What the task asks = Only lines with the string "联系上下文" matter here; gather them from the material below.

Excerpted data =

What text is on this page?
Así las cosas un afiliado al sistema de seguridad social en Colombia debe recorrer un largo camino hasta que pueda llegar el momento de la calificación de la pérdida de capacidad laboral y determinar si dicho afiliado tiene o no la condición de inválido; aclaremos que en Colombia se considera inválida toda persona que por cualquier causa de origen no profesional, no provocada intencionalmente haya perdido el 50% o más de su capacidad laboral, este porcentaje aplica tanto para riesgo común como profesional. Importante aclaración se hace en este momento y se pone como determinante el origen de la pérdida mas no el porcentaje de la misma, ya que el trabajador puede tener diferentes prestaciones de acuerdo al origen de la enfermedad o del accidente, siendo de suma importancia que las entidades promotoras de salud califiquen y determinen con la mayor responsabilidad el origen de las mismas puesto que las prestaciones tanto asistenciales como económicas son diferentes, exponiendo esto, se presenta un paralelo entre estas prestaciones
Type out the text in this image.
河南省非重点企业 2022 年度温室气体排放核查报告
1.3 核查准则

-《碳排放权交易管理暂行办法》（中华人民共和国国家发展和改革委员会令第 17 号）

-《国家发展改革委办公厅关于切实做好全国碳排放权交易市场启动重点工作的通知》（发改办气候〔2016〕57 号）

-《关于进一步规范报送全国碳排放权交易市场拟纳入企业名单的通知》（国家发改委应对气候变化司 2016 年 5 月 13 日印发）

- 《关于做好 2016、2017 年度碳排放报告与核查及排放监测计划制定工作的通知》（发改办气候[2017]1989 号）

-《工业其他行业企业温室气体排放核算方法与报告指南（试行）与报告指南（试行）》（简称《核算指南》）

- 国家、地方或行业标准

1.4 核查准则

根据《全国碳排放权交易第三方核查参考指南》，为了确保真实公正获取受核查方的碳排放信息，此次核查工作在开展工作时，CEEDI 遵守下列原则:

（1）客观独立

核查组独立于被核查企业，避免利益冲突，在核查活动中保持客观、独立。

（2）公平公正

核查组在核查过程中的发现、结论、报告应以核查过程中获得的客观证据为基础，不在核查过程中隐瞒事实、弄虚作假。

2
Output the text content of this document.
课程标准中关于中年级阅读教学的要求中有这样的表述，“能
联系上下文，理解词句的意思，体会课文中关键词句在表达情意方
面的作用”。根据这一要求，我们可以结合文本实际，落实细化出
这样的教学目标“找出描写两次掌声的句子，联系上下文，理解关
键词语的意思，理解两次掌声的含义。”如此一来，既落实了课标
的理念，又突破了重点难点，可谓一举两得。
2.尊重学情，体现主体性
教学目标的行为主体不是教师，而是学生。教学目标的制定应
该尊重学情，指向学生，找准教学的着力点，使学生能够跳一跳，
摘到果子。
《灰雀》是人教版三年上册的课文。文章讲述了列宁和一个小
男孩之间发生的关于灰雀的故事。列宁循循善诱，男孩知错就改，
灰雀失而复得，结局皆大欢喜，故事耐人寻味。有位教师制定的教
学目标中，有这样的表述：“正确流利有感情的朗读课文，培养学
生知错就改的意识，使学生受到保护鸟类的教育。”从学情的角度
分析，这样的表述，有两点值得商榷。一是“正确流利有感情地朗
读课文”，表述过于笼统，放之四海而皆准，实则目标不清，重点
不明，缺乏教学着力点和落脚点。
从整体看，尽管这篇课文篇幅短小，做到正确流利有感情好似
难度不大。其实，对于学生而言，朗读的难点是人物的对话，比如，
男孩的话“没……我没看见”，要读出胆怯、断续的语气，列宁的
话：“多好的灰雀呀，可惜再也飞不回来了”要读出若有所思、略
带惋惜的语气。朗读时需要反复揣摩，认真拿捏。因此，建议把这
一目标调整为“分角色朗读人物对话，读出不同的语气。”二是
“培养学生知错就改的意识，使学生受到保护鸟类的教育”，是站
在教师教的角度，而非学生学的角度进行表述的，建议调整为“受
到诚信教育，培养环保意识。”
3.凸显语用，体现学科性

Result of the exercise =
联系上下文，理解词句的意思，体会课文中关键词句在表达情意方
这样的教学目标“找出描写两次掌声的句子，联系上下文，理解关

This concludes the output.